> Tarea
Según el texto sobre la revista marina, ¿qué descubrió junto a un témpano de hielo una de las lanchas que buscaba restos del Titanic?

Jordi Soler
La memoria del mar

Todo lo que sucedía en el mar y lo que no sucedía era publicado, hace un siglo, en la revista marina Sea Inquirer. Su creador fue Gordon Raleigh, descendiente por la vía paterna de sir Walter, aquel navegante que en su tiempo, junto a las hazañas sangrientas de El Olonés o de Morgan, pasaba por pirata tibio, y que ahora, haciendo números resulta que fue el más solvente de todos: pirateó un montón de tabaco que fue la primera hoja del árbol de esa industria. El último escándalo para desprestigiar a esta actividad, que hoy es un árbol talado por la raza aeróbica, cobra fuerza en Hollywood.

Algún experto en autopsias, con un medium de asistente, declaró que Humphrey Bogart seguiría vivo si no hubiera fumado tanto. El experto y el medium tienen razón siempre y cuando al actor tampoco se le hubiera cruzado un automóvil, una bala perdida, un precipicio sin barandal, un virus definitivo o cualquier otra de esas cosas potencialmente mortales que acechan todos los días a las personas. Sir Walter cuenta con otra medalla de pirata que fue ganando mercado con el tiempo: junto a su montón de tabaco, en las bodegas de su barco, iba un cargamento de papa. Aunque luego la historia le pirateó este triunfo y se lo dio a Francis Drake, nada más unos años, antes de que Antonio A. Parmentier, que no era pirata sino agrónomo, le arrebatara el triunfo a los dos piratas y quedara en los libros especializados como el introductor de la papa en Europa.

Gordon Raleigh no podía navegar, tenía propensión al mareo que lo obligaba a ejecutar escenas bochornosas, que lo eran doblemente cuando se asociaba su apellido con el hombre pálido que vomitaba y se retorcía en el fondo de la lancha. Para limpiar esa mancha de su escudo de armas, creó el Sea Inquire, revista que consignaba las historias mensuales de los siete mares, protegida por unas pastas de hule anaranjado fosforescente, que tenían los bordes reforzados de cojín flotador, para el caso de que la publicación fuera a dar al agua. La revista se hizo mundialmente famosa cuando una de las lanchas que buscaba restos del Titanic descubrió, junto a un témpano de hielo, un gato que navegaba encima de un Sea Inquire y que maullaba desesperado reclamando un cojín menos azaroso.

> Material proporcionado
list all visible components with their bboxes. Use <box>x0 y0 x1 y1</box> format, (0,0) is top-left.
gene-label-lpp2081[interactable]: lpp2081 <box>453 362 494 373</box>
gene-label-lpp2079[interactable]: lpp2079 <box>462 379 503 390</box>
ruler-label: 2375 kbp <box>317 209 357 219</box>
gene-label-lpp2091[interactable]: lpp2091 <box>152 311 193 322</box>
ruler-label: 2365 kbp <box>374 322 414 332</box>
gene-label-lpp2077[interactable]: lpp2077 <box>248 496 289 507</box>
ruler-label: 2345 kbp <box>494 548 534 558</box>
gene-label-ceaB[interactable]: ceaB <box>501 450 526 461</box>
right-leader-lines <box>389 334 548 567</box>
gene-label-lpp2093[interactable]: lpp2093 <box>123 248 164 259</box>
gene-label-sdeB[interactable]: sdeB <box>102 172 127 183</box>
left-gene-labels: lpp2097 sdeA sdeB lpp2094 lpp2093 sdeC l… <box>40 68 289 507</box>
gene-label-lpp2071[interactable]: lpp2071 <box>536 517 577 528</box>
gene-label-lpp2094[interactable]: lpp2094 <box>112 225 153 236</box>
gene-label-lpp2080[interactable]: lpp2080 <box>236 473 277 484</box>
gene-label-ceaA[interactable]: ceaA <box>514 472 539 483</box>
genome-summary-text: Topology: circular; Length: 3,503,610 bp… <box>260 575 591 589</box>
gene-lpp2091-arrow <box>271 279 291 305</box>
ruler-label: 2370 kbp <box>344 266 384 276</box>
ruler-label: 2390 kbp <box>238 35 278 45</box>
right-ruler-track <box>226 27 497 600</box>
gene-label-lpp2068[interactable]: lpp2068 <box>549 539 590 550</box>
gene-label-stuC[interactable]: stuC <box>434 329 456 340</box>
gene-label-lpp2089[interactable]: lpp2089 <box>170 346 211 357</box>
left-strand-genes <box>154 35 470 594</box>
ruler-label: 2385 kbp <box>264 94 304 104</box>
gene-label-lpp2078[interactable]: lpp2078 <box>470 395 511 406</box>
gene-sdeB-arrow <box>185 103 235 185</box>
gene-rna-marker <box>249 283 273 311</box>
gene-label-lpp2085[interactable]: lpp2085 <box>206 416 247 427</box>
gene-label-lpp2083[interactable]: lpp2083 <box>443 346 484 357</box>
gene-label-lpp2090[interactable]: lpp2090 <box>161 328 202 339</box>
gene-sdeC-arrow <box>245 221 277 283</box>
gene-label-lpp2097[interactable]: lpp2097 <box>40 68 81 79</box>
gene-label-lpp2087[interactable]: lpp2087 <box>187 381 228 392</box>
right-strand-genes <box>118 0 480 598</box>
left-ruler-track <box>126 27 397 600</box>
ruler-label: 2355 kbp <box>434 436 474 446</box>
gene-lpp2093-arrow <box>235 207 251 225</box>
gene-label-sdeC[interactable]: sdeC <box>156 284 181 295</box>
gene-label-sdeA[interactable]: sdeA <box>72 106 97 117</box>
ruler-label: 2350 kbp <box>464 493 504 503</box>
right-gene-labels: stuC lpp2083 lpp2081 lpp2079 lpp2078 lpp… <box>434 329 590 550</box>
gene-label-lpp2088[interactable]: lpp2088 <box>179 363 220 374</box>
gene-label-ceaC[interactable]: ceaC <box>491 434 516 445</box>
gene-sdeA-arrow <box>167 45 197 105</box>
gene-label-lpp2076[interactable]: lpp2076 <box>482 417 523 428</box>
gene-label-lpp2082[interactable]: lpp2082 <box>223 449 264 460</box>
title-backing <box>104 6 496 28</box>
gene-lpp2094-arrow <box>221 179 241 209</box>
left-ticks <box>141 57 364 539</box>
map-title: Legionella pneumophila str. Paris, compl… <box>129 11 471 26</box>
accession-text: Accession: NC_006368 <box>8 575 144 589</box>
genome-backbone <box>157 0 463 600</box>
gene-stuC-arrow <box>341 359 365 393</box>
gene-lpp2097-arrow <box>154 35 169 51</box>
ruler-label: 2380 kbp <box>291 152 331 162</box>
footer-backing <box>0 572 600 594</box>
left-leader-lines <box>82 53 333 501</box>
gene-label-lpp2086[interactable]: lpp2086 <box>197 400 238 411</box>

> Respuesta
Un gato que navegaba encima de un ejemplar de la revista y maullaba desesperado.